• **TASK STATEMENT**: Keep the wording of each record exactly the same when you repeat it, and leave out pictures.

• **DATA SECTION**:

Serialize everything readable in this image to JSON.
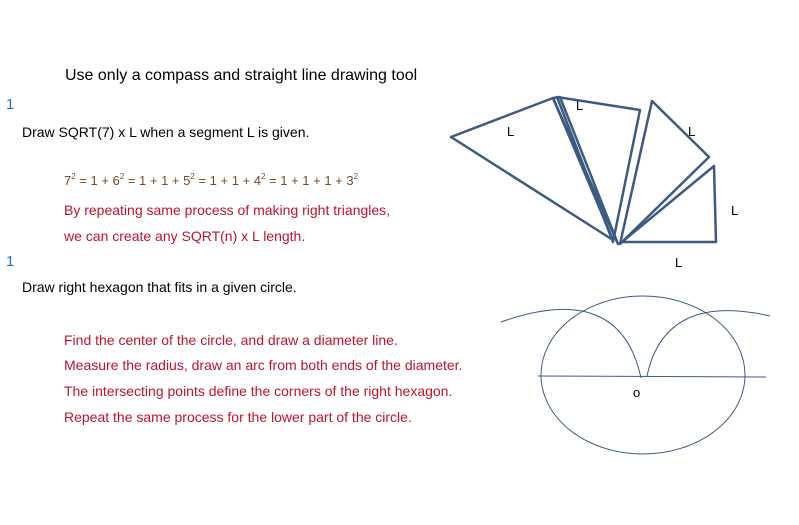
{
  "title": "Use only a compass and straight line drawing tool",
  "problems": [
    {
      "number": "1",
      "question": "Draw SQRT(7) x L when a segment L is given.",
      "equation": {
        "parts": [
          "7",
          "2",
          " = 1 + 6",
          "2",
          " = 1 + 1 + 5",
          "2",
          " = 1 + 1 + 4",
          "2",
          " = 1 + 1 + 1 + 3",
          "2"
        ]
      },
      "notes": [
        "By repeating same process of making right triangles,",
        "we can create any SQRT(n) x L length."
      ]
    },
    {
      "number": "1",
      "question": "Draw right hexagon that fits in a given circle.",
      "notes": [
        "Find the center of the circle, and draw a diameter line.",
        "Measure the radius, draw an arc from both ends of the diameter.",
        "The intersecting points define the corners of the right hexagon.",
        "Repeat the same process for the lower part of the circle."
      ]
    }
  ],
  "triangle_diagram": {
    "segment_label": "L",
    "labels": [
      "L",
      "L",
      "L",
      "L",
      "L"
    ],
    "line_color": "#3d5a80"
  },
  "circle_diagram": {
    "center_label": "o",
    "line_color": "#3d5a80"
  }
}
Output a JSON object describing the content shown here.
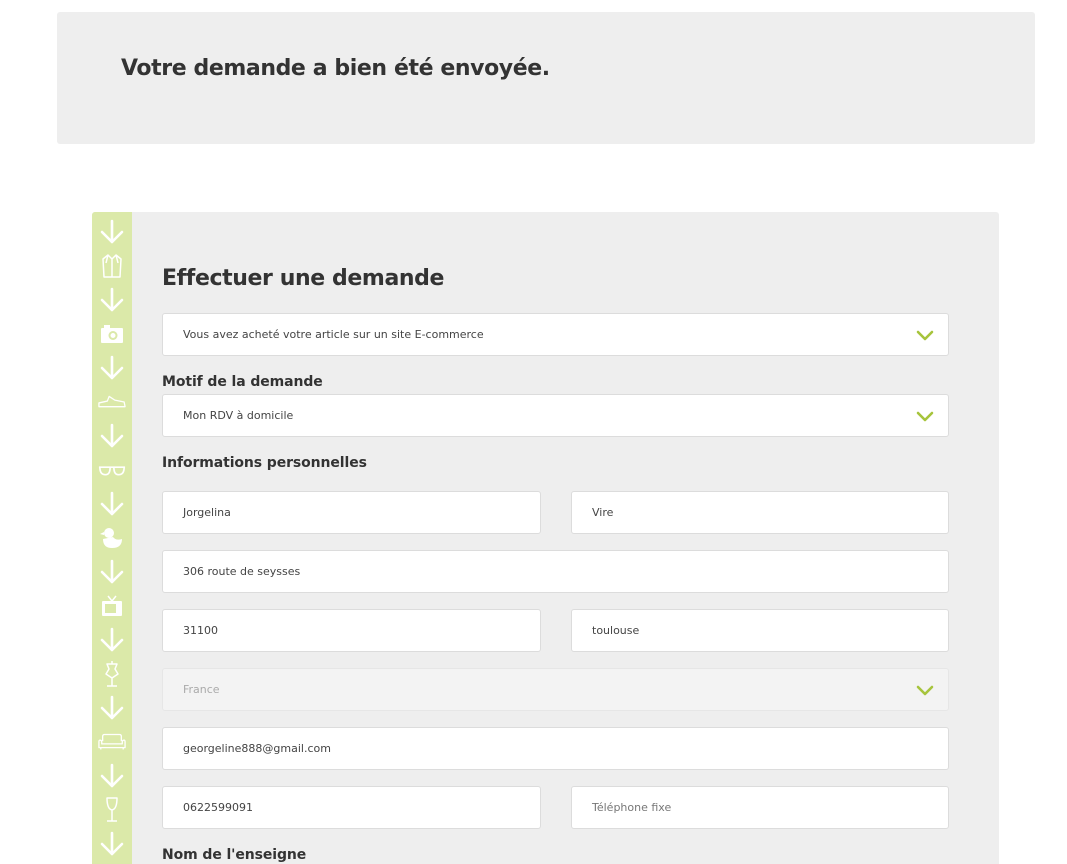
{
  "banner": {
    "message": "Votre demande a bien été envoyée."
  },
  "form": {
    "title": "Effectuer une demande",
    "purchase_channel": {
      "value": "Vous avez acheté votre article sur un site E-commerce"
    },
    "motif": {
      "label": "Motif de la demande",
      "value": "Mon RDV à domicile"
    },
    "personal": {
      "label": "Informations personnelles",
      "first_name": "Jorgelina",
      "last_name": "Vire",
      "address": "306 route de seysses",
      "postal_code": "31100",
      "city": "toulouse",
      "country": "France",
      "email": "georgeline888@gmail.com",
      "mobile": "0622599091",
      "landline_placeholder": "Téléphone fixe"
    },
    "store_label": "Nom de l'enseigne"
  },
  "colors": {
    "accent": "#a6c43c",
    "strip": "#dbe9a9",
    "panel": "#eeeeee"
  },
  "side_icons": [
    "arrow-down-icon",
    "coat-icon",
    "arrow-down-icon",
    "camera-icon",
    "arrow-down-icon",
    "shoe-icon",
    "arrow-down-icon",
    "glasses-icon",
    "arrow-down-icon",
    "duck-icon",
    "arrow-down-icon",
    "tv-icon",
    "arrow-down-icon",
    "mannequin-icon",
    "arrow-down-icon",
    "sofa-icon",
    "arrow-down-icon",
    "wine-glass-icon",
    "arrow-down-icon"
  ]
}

• **EXERCISE ANSWER**:
Serialize everything readable in this image to JSON.
{
  "title": "Use only a compass and straight line drawing tool",
  "problems": [
    {
      "number": "1",
      "question": "Draw SQRT(7) x L when a segment L is given.",
      "equation": {
        "parts": [
          "7",
          "2",
          " = 1 + 6",
          "2",
          " = 1 + 1 + 5",
          "2",
          " = 1 + 1 + 4",
          "2",
          " = 1 + 1 + 1 + 3",
          "2"
        ]
      },
      "notes": [
        "By repeating same process of making right triangles,",
        "we can create any SQRT(n) x L length."
      ]
    },
    {
      "number": "1",
      "question": "Draw right hexagon that fits in a given circle.",
      "notes": [
        "Find the center of the circle, and draw a diameter line.",
        "Measure the radius, draw an arc from both ends of the diameter.",
        "The intersecting points define the corners of the right hexagon.",
        "Repeat the same process for the lower part of the circle."
      ]
    }
  ],
  "triangle_diagram": {
    "segment_label": "L",
    "labels": [
      "L",
      "L",
      "L",
      "L",
      "L"
    ],
    "line_color": "#3d5a80"
  },
  "circle_diagram": {
    "center_label": "o",
    "line_color": "#3d5a80"
  }
}
Output a JSON object describing the content shown here.
{
  "banner": {
    "message": "Votre demande a bien été envoyée."
  },
  "form": {
    "title": "Effectuer une demande",
    "purchase_channel": {
      "value": "Vous avez acheté votre article sur un site E-commerce"
    },
    "motif": {
      "label": "Motif de la demande",
      "value": "Mon RDV à domicile"
    },
    "personal": {
      "label": "Informations personnelles",
      "first_name": "Jorgelina",
      "last_name": "Vire",
      "address": "306 route de seysses",
      "postal_code": "31100",
      "city": "toulouse",
      "country": "France",
      "email": "georgeline888@gmail.com",
      "mobile": "0622599091",
      "landline_placeholder": "Téléphone fixe"
    },
    "store_label": "Nom de l'enseigne"
  },
  "colors": {
    "accent": "#a6c43c",
    "strip": "#dbe9a9",
    "panel": "#eeeeee"
  },
  "side_icons": [
    "arrow-down-icon",
    "coat-icon",
    "arrow-down-icon",
    "camera-icon",
    "arrow-down-icon",
    "shoe-icon",
    "arrow-down-icon",
    "glasses-icon",
    "arrow-down-icon",
    "duck-icon",
    "arrow-down-icon",
    "tv-icon",
    "arrow-down-icon",
    "mannequin-icon",
    "arrow-down-icon",
    "sofa-icon",
    "arrow-down-icon",
    "wine-glass-icon",
    "arrow-down-icon"
  ]
}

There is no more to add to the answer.